- _YOUR TASK_:
Extract the records in full, leaving every picture out.

- _RECORDED DATA_:
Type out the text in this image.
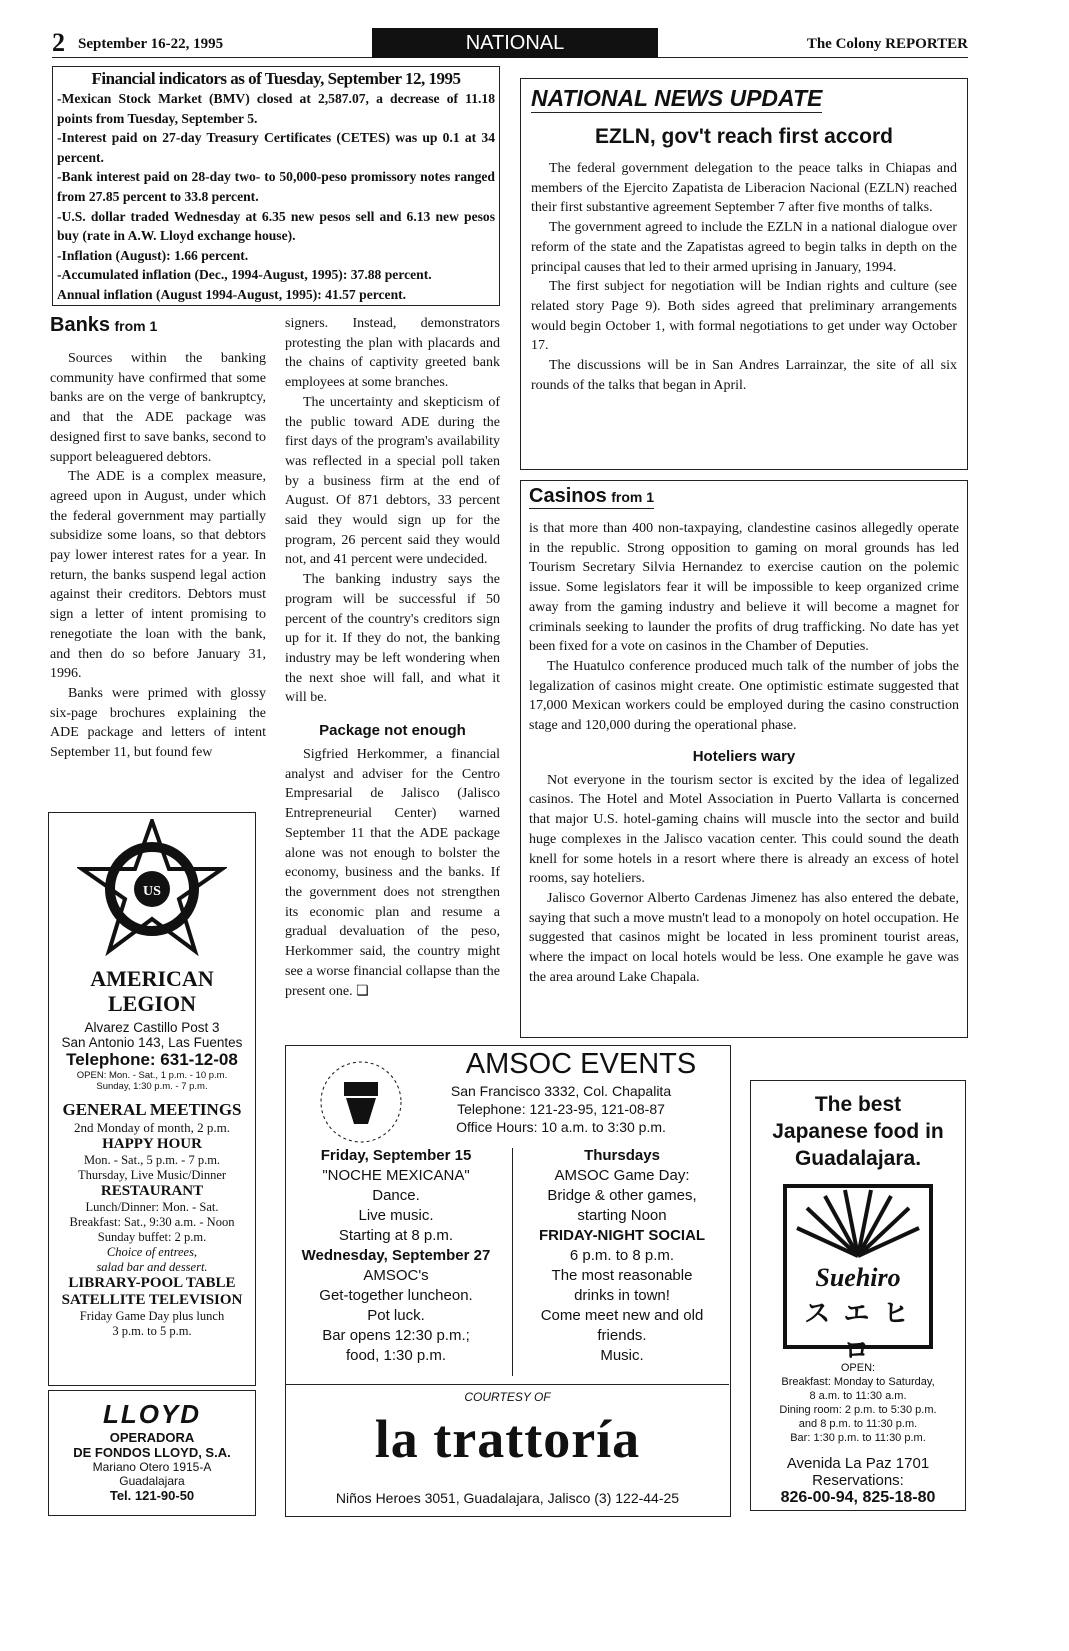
2 September 16-22, 1995	NATIONAL	The Colony REPORTER
Financial indicators as of Tuesday, September 12, 1995
-Mexican Stock Market (BMV) closed at 2,587.07, a decrease of 11.18 points from Tuesday, September 5.
-Interest paid on 27-day Treasury Certificates (CETES) was up 0.1 at 34 percent.
-Bank interest paid on 28-day two- to 50,000-peso promissory notes ranged from 27.85 percent to 33.8 percent.
-U.S. dollar traded Wednesday at 6.35 new pesos sell and 6.13 new pesos buy (rate in A.W. Lloyd exchange house).
-Inflation (August): 1.66 percent.
-Accumulated inflation (Dec., 1994-August, 1995): 37.88 percent.
Annual inflation (August 1994-August, 1995): 41.57 percent.
NATIONAL NEWS UPDATE
EZLN, gov't reach first accord

The federal government delegation to the peace talks in Chiapas and members of the Ejercito Zapatista de Liberacion Nacional (EZLN) reached their first substantive agreement September 7 after five months of talks.

The government agreed to include the EZLN in a national dialogue over reform of the state and the Zapatistas agreed to begin talks in depth on the principal causes that led to their armed uprising in January, 1994.

The first subject for negotiation will be Indian rights and culture (see related story Page 9). Both sides agreed that preliminary arrangements would begin October 1, with formal negotiations to get under way October 17.

The discussions will be in San Andres Larrainzar, the site of all six rounds of the talks that began in April.

Banks from 1

Sources within the banking community have confirmed that some banks are on the verge of bankruptcy, and that the ADE package was designed first to save banks, second to support beleaguered debtors.

The ADE is a complex measure, agreed upon in August, under which the federal government may partially subsidize some loans, so that debtors pay lower interest rates for a year. In return, the banks suspend legal action against their creditors. Debtors must sign a letter of intent promising to renegotiate the loan with the bank, and then do so before January 31, 1996.

Banks were primed with glossy six-page brochures explaining the ADE package and letters of intent September 11, but found few

signers. Instead, demonstrators protesting the plan with placards and the chains of captivity greeted bank employees at some branches.

The uncertainty and skepticism of the public toward ADE during the first days of the program's availability was reflected in a special poll taken by a business firm at the end of August. Of 871 debtors, 33 percent said they would sign up for the program, 26 percent said they would not, and 41 percent were undecided.

The banking industry says the program will be successful if 50 percent of the country's creditors sign up for it. If they do not, the banking industry may be left wondering when the next shoe will fall, and what it will be.

Package not enough

Sigfried Herkommer, a financial analyst and adviser for the Centro Empresarial de Jalisco (Jalisco Entrepreneurial Center) warned September 11 that the ADE package alone was not enough to bolster the economy, business and the banks. If the government does not strengthen its economic plan and resume a gradual devaluation of the peso, Herkommer said, the country might see a worse financial collapse than the present one. ❏

Casinos from 1

is that more than 400 non-taxpaying, clandestine casinos allegedly operate in the republic. Strong opposition to gaming on moral grounds has led Tourism Secretary Silvia Hernandez to exercise caution on the polemic issue. Some legislators fear it will be impossible to keep organized crime away from the gaming industry and believe it will become a magnet for criminals seeking to launder the profits of drug trafficking. No date has yet been fixed for a vote on casinos in the Chamber of Deputies.

The Huatulco conference produced much talk of the number of jobs the legalization of casinos might create. One optimistic estimate suggested that 17,000 Mexican workers could be employed during the casino construction stage and 120,000 during the operational phase.

Hoteliers wary

Not everyone in the tourism sector is excited by the idea of legalized casinos. The Hotel and Motel Association in Puerto Vallarta is concerned that major U.S. hotel-gaming chains will muscle into the sector and build huge complexes in the Jalisco vacation center. This could sound the death knell for some hotels in a resort where there is already an excess of hotel rooms, say hoteliers.

Jalisco Governor Alberto Cardenas Jimenez has also entered the debate, saying that such a move mustn't lead to a monopoly on hotel occupation. He suggested that casinos might be located in less prominent tourist areas, where the impact on local hotels would be less. One example he gave was the area around Lake Chapala.

US
AMERICAN
LEGION
Alvarez Castillo Post 3
San Antonio 143, Las Fuentes
Telephone: 631-12-08
OPEN: Mon. - Sat., 1 p.m. - 10 p.m.
Sunday, 1:30 p.m. - 7 p.m.
GENERAL MEETINGS
2nd Monday of month, 2 p.m.
HAPPY HOUR
Mon. - Sat., 5 p.m. - 7 p.m.
Thursday, Live Music/Dinner
RESTAURANT
Lunch/Dinner: Mon. - Sat.
Breakfast: Sat., 9:30 a.m. - Noon
Sunday buffet: 2 p.m.
Choice of entrees,
salad bar and dessert.
LIBRARY-POOL TABLE
SATELLITE TELEVISION
Friday Game Day plus lunch
3 p.m. to 5 p.m.
LLOYD
OPERADORA
DE FONDOS LLOYD, S.A.
Mariano Otero 1915-A
Guadalajara
Tel. 121-90-50
AMSOC EVENTS
San Francisco 3332, Col. Chapalita
Telephone: 121-23-95, 121-08-87
Office Hours: 10 a.m. to 3:30 p.m.
Friday, September 15
"NOCHE MEXICANA"
Dance.
Live music.
Starting at 8 p.m.
Wednesday, September 27
AMSOC's
Get-together luncheon.
Pot luck.
Bar opens 12:30 p.m.;
food, 1:30 p.m.
Thursdays
AMSOC Game Day:
Bridge & other games,
starting Noon
FRIDAY-NIGHT SOCIAL
6 p.m. to 8 p.m.
The most reasonable
drinks in town!
Come meet new and old
friends.
Music.
COURTESY OF
la trattoría
Niños Heroes 3051, Guadalajara, Jalisco (3) 122-44-25
The best Japanese food in Guadalajara.
Suehiro
ス エ ヒ ロ
OPEN:
Breakfast: Monday to Saturday,
8 a.m. to 11:30 a.m.
Dining room: 2 p.m. to 5:30 p.m.
and 8 p.m. to 11:30 p.m.
Bar: 1:30 p.m. to 11:30 p.m.
Avenida La Paz 1701
Reservations:
826-00-94, 825-18-80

- _IN RESPONSE_:
Type out the text in this image.
2 September 16-22, 1995	NATIONAL	The Colony REPORTER
Financial indicators as of Tuesday, September 12, 1995
-Mexican Stock Market (BMV) closed at 2,587.07, a decrease of 11.18 points from Tuesday, September 5.
-Interest paid on 27-day Treasury Certificates (CETES) was up 0.1 at 34 percent.
-Bank interest paid on 28-day two- to 50,000-peso promissory notes ranged from 27.85 percent to 33.8 percent.
-U.S. dollar traded Wednesday at 6.35 new pesos sell and 6.13 new pesos buy (rate in A.W. Lloyd exchange house).
-Inflation (August): 1.66 percent.
-Accumulated inflation (Dec., 1994-August, 1995): 37.88 percent.
Annual inflation (August 1994-August, 1995): 41.57 percent.
NATIONAL NEWS UPDATE
EZLN, gov't reach first accord

The federal government delegation to the peace talks in Chiapas and members of the Ejercito Zapatista de Liberacion Nacional (EZLN) reached their first substantive agreement September 7 after five months of talks.

The government agreed to include the EZLN in a national dialogue over reform of the state and the Zapatistas agreed to begin talks in depth on the principal causes that led to their armed uprising in January, 1994.

The first subject for negotiation will be Indian rights and culture (see related story Page 9). Both sides agreed that preliminary arrangements would begin October 1, with formal negotiations to get under way October 17.

The discussions will be in San Andres Larrainzar, the site of all six rounds of the talks that began in April.

Banks from 1

Sources within the banking community have confirmed that some banks are on the verge of bankruptcy, and that the ADE package was designed first to save banks, second to support beleaguered debtors.

The ADE is a complex measure, agreed upon in August, under which the federal government may partially subsidize some loans, so that debtors pay lower interest rates for a year. In return, the banks suspend legal action against their creditors. Debtors must sign a letter of intent promising to renegotiate the loan with the bank, and then do so before January 31, 1996.

Banks were primed with glossy six-page brochures explaining the ADE package and letters of intent September 11, but found few

signers. Instead, demonstrators protesting the plan with placards and the chains of captivity greeted bank employees at some branches.

The uncertainty and skepticism of the public toward ADE during the first days of the program's availability was reflected in a special poll taken by a business firm at the end of August. Of 871 debtors, 33 percent said they would sign up for the program, 26 percent said they would not, and 41 percent were undecided.

The banking industry says the program will be successful if 50 percent of the country's creditors sign up for it. If they do not, the banking industry may be left wondering when the next shoe will fall, and what it will be.

Package not enough

Sigfried Herkommer, a financial analyst and adviser for the Centro Empresarial de Jalisco (Jalisco Entrepreneurial Center) warned September 11 that the ADE package alone was not enough to bolster the economy, business and the banks. If the government does not strengthen its economic plan and resume a gradual devaluation of the peso, Herkommer said, the country might see a worse financial collapse than the present one. ❏

Casinos from 1

is that more than 400 non-taxpaying, clandestine casinos allegedly operate in the republic. Strong opposition to gaming on moral grounds has led Tourism Secretary Silvia Hernandez to exercise caution on the polemic issue. Some legislators fear it will be impossible to keep organized crime away from the gaming industry and believe it will become a magnet for criminals seeking to launder the profits of drug trafficking. No date has yet been fixed for a vote on casinos in the Chamber of Deputies.

The Huatulco conference produced much talk of the number of jobs the legalization of casinos might create. One optimistic estimate suggested that 17,000 Mexican workers could be employed during the casino construction stage and 120,000 during the operational phase.

Hoteliers wary

Not everyone in the tourism sector is excited by the idea of legalized casinos. The Hotel and Motel Association in Puerto Vallarta is concerned that major U.S. hotel-gaming chains will muscle into the sector and build huge complexes in the Jalisco vacation center. This could sound the death knell for some hotels in a resort where there is already an excess of hotel rooms, say hoteliers.

Jalisco Governor Alberto Cardenas Jimenez has also entered the debate, saying that such a move mustn't lead to a monopoly on hotel occupation. He suggested that casinos might be located in less prominent tourist areas, where the impact on local hotels would be less. One example he gave was the area around Lake Chapala.

US
AMERICAN
LEGION
Alvarez Castillo Post 3
San Antonio 143, Las Fuentes
Telephone: 631-12-08
OPEN: Mon. - Sat., 1 p.m. - 10 p.m.
Sunday, 1:30 p.m. - 7 p.m.
GENERAL MEETINGS
2nd Monday of month, 2 p.m.
HAPPY HOUR
Mon. - Sat., 5 p.m. - 7 p.m.
Thursday, Live Music/Dinner
RESTAURANT
Lunch/Dinner: Mon. - Sat.
Breakfast: Sat., 9:30 a.m. - Noon
Sunday buffet: 2 p.m.
Choice of entrees,
salad bar and dessert.
LIBRARY-POOL TABLE
SATELLITE TELEVISION
Friday Game Day plus lunch
3 p.m. to 5 p.m.
LLOYD
OPERADORA
DE FONDOS LLOYD, S.A.
Mariano Otero 1915-A
Guadalajara
Tel. 121-90-50
AMSOC EVENTS
San Francisco 3332, Col. Chapalita
Telephone: 121-23-95, 121-08-87
Office Hours: 10 a.m. to 3:30 p.m.
Friday, September 15
"NOCHE MEXICANA"
Dance.
Live music.
Starting at 8 p.m.
Wednesday, September 27
AMSOC's
Get-together luncheon.
Pot luck.
Bar opens 12:30 p.m.;
food, 1:30 p.m.
Thursdays
AMSOC Game Day:
Bridge & other games,
starting Noon
FRIDAY-NIGHT SOCIAL
6 p.m. to 8 p.m.
The most reasonable
drinks in town!
Come meet new and old
friends.
Music.
COURTESY OF
la trattoría
Niños Heroes 3051, Guadalajara, Jalisco (3) 122-44-25
The best Japanese food in Guadalajara.
Suehiro
ス エ ヒ ロ
OPEN:
Breakfast: Monday to Saturday,
8 a.m. to 11:30 a.m.
Dining room: 2 p.m. to 5:30 p.m.
and 8 p.m. to 11:30 p.m.
Bar: 1:30 p.m. to 11:30 p.m.
Avenida La Paz 1701
Reservations:
826-00-94, 825-18-80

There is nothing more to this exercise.